• **Your instructions**: Transcribe the material in full, exactly as written.

• **Entries**:
* BEGIN *

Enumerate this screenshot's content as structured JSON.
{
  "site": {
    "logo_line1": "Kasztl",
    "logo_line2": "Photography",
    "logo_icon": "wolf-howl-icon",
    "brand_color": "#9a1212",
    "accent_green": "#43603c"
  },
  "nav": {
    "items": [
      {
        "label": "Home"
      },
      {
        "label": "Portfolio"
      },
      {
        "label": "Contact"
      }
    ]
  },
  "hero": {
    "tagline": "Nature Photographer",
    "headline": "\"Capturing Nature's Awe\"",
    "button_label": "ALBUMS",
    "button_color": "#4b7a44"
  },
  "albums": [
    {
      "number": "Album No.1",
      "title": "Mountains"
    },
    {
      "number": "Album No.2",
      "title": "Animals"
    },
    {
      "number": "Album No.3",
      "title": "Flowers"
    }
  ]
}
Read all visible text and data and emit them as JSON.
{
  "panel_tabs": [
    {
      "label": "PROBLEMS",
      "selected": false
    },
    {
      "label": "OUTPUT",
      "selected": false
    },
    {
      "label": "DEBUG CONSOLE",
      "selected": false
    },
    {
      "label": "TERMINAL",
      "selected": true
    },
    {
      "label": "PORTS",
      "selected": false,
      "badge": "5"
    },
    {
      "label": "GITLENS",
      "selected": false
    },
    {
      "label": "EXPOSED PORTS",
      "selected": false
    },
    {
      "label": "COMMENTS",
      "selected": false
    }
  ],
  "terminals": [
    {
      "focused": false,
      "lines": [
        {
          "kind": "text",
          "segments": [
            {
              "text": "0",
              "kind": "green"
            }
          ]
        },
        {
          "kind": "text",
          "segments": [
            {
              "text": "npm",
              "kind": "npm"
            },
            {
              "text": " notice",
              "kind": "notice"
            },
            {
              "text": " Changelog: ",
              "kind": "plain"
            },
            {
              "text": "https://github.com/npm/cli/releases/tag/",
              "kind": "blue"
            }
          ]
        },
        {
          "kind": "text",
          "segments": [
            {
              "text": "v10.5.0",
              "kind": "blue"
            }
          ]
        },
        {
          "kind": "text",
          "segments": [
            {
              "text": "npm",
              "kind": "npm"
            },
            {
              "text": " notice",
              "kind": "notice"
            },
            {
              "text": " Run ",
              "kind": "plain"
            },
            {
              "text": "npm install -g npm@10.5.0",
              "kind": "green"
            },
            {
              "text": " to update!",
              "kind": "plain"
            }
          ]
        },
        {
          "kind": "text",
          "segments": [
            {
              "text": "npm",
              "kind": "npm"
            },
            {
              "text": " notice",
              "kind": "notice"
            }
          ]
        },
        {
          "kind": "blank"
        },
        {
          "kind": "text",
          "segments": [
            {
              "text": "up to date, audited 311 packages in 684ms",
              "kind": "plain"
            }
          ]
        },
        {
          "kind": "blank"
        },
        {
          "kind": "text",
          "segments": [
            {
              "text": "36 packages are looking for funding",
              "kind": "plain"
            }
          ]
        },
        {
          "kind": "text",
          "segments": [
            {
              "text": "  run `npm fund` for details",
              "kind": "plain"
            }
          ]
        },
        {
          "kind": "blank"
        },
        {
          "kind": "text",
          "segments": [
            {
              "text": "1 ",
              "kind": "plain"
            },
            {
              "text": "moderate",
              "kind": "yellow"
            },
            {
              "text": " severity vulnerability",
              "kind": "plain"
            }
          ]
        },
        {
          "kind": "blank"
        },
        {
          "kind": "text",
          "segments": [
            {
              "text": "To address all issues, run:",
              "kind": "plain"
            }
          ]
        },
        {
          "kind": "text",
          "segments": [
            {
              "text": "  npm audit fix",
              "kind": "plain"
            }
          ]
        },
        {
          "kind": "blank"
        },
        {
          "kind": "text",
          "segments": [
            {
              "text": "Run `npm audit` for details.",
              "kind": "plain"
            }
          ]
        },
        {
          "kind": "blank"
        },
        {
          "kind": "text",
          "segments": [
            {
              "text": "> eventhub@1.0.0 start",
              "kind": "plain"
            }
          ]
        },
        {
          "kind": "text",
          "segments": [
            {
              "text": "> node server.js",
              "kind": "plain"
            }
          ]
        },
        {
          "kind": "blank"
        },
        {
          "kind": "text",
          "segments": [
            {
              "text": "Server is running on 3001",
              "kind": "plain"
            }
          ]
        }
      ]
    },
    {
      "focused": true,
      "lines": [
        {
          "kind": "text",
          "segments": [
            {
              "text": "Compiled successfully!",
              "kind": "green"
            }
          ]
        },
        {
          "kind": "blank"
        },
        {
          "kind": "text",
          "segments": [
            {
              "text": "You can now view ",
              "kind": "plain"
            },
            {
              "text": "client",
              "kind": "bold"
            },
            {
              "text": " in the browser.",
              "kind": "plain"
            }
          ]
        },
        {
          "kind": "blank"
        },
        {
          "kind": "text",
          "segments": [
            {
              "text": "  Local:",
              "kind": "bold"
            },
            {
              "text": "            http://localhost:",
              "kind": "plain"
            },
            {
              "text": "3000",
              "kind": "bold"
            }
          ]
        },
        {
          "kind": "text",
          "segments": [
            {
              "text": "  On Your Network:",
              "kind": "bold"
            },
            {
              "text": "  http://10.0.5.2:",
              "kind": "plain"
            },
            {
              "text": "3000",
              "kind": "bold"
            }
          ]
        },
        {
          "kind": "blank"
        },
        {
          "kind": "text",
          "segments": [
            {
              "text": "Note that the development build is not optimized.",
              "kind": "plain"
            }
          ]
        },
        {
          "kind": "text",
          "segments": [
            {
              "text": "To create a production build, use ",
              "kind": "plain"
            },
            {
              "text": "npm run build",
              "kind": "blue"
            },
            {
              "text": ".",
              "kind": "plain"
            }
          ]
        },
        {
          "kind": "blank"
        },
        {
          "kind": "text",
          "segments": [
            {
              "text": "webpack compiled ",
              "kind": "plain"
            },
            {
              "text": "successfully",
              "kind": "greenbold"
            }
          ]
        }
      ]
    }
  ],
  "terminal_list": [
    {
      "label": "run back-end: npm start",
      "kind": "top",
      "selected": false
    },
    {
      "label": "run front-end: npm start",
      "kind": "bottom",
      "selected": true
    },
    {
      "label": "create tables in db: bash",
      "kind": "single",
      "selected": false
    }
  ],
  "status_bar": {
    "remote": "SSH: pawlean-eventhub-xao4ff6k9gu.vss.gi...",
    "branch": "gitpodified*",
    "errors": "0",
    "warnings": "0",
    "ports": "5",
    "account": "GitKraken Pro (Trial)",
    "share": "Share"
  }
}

* END *

• **Answer to this exercise**:
Enumerate this screenshot's content as structured JSON.
{
  "site": {
    "logo_line1": "Kasztl",
    "logo_line2": "Photography",
    "logo_icon": "wolf-howl-icon",
    "brand_color": "#9a1212",
    "accent_green": "#43603c"
  },
  "nav": {
    "items": [
      {
        "label": "Home"
      },
      {
        "label": "Portfolio"
      },
      {
        "label": "Contact"
      }
    ]
  },
  "hero": {
    "tagline": "Nature Photographer",
    "headline": "\"Capturing Nature's Awe\"",
    "button_label": "ALBUMS",
    "button_color": "#4b7a44"
  },
  "albums": [
    {
      "number": "Album No.1",
      "title": "Mountains"
    },
    {
      "number": "Album No.2",
      "title": "Animals"
    },
    {
      "number": "Album No.3",
      "title": "Flowers"
    }
  ]
}
Read all visible text and data and emit them as JSON.
{
  "panel_tabs": [
    {
      "label": "PROBLEMS",
      "selected": false
    },
    {
      "label": "OUTPUT",
      "selected": false
    },
    {
      "label": "DEBUG CONSOLE",
      "selected": false
    },
    {
      "label": "TERMINAL",
      "selected": true
    },
    {
      "label": "PORTS",
      "selected": false,
      "badge": "5"
    },
    {
      "label": "GITLENS",
      "selected": false
    },
    {
      "label": "EXPOSED PORTS",
      "selected": false
    },
    {
      "label": "COMMENTS",
      "selected": false
    }
  ],
  "terminals": [
    {
      "focused": false,
      "lines": [
        {
          "kind": "text",
          "segments": [
            {
              "text": "0",
              "kind": "green"
            }
          ]
        },
        {
          "kind": "text",
          "segments": [
            {
              "text": "npm",
              "kind": "npm"
            },
            {
              "text": " notice",
              "kind": "notice"
            },
            {
              "text": " Changelog: ",
              "kind": "plain"
            },
            {
              "text": "https://github.com/npm/cli/releases/tag/",
              "kind": "blue"
            }
          ]
        },
        {
          "kind": "text",
          "segments": [
            {
              "text": "v10.5.0",
              "kind": "blue"
            }
          ]
        },
        {
          "kind": "text",
          "segments": [
            {
              "text": "npm",
              "kind": "npm"
            },
            {
              "text": " notice",
              "kind": "notice"
            },
            {
              "text": " Run ",
              "kind": "plain"
            },
            {
              "text": "npm install -g npm@10.5.0",
              "kind": "green"
            },
            {
              "text": " to update!",
              "kind": "plain"
            }
          ]
        },
        {
          "kind": "text",
          "segments": [
            {
              "text": "npm",
              "kind": "npm"
            },
            {
              "text": " notice",
              "kind": "notice"
            }
          ]
        },
        {
          "kind": "blank"
        },
        {
          "kind": "text",
          "segments": [
            {
              "text": "up to date, audited 311 packages in 684ms",
              "kind": "plain"
            }
          ]
        },
        {
          "kind": "blank"
        },
        {
          "kind": "text",
          "segments": [
            {
              "text": "36 packages are looking for funding",
              "kind": "plain"
            }
          ]
        },
        {
          "kind": "text",
          "segments": [
            {
              "text": "  run `npm fund` for details",
              "kind": "plain"
            }
          ]
        },
        {
          "kind": "blank"
        },
        {
          "kind": "text",
          "segments": [
            {
              "text": "1 ",
              "kind": "plain"
            },
            {
              "text": "moderate",
              "kind": "yellow"
            },
            {
              "text": " severity vulnerability",
              "kind": "plain"
            }
          ]
        },
        {
          "kind": "blank"
        },
        {
          "kind": "text",
          "segments": [
            {
              "text": "To address all issues, run:",
              "kind": "plain"
            }
          ]
        },
        {
          "kind": "text",
          "segments": [
            {
              "text": "  npm audit fix",
              "kind": "plain"
            }
          ]
        },
        {
          "kind": "blank"
        },
        {
          "kind": "text",
          "segments": [
            {
              "text": "Run `npm audit` for details.",
              "kind": "plain"
            }
          ]
        },
        {
          "kind": "blank"
        },
        {
          "kind": "text",
          "segments": [
            {
              "text": "> eventhub@1.0.0 start",
              "kind": "plain"
            }
          ]
        },
        {
          "kind": "text",
          "segments": [
            {
              "text": "> node server.js",
              "kind": "plain"
            }
          ]
        },
        {
          "kind": "blank"
        },
        {
          "kind": "text",
          "segments": [
            {
              "text": "Server is running on 3001",
              "kind": "plain"
            }
          ]
        }
      ]
    },
    {
      "focused": true,
      "lines": [
        {
          "kind": "text",
          "segments": [
            {
              "text": "Compiled successfully!",
              "kind": "green"
            }
          ]
        },
        {
          "kind": "blank"
        },
        {
          "kind": "text",
          "segments": [
            {
              "text": "You can now view ",
              "kind": "plain"
            },
            {
              "text": "client",
              "kind": "bold"
            },
            {
              "text": " in the browser.",
              "kind": "plain"
            }
          ]
        },
        {
          "kind": "blank"
        },
        {
          "kind": "text",
          "segments": [
            {
              "text": "  Local:",
              "kind": "bold"
            },
            {
              "text": "            http://localhost:",
              "kind": "plain"
            },
            {
              "text": "3000",
              "kind": "bold"
            }
          ]
        },
        {
          "kind": "text",
          "segments": [
            {
              "text": "  On Your Network:",
              "kind": "bold"
            },
            {
              "text": "  http://10.0.5.2:",
              "kind": "plain"
            },
            {
              "text": "3000",
              "kind": "bold"
            }
          ]
        },
        {
          "kind": "blank"
        },
        {
          "kind": "text",
          "segments": [
            {
              "text": "Note that the development build is not optimized.",
              "kind": "plain"
            }
          ]
        },
        {
          "kind": "text",
          "segments": [
            {
              "text": "To create a production build, use ",
              "kind": "plain"
            },
            {
              "text": "npm run build",
              "kind": "blue"
            },
            {
              "text": ".",
              "kind": "plain"
            }
          ]
        },
        {
          "kind": "blank"
        },
        {
          "kind": "text",
          "segments": [
            {
              "text": "webpack compiled ",
              "kind": "plain"
            },
            {
              "text": "successfully",
              "kind": "greenbold"
            }
          ]
        }
      ]
    }
  ],
  "terminal_list": [
    {
      "label": "run back-end: npm start",
      "kind": "top",
      "selected": false
    },
    {
      "label": "run front-end: npm start",
      "kind": "bottom",
      "selected": true
    },
    {
      "label": "create tables in db: bash",
      "kind": "single",
      "selected": false
    }
  ],
  "status_bar": {
    "remote": "SSH: pawlean-eventhub-xao4ff6k9gu.vss.gi...",
    "branch": "gitpodified*",
    "errors": "0",
    "warnings": "0",
    "ports": "5",
    "account": "GitKraken Pro (Trial)",
    "share": "Share"
  }
}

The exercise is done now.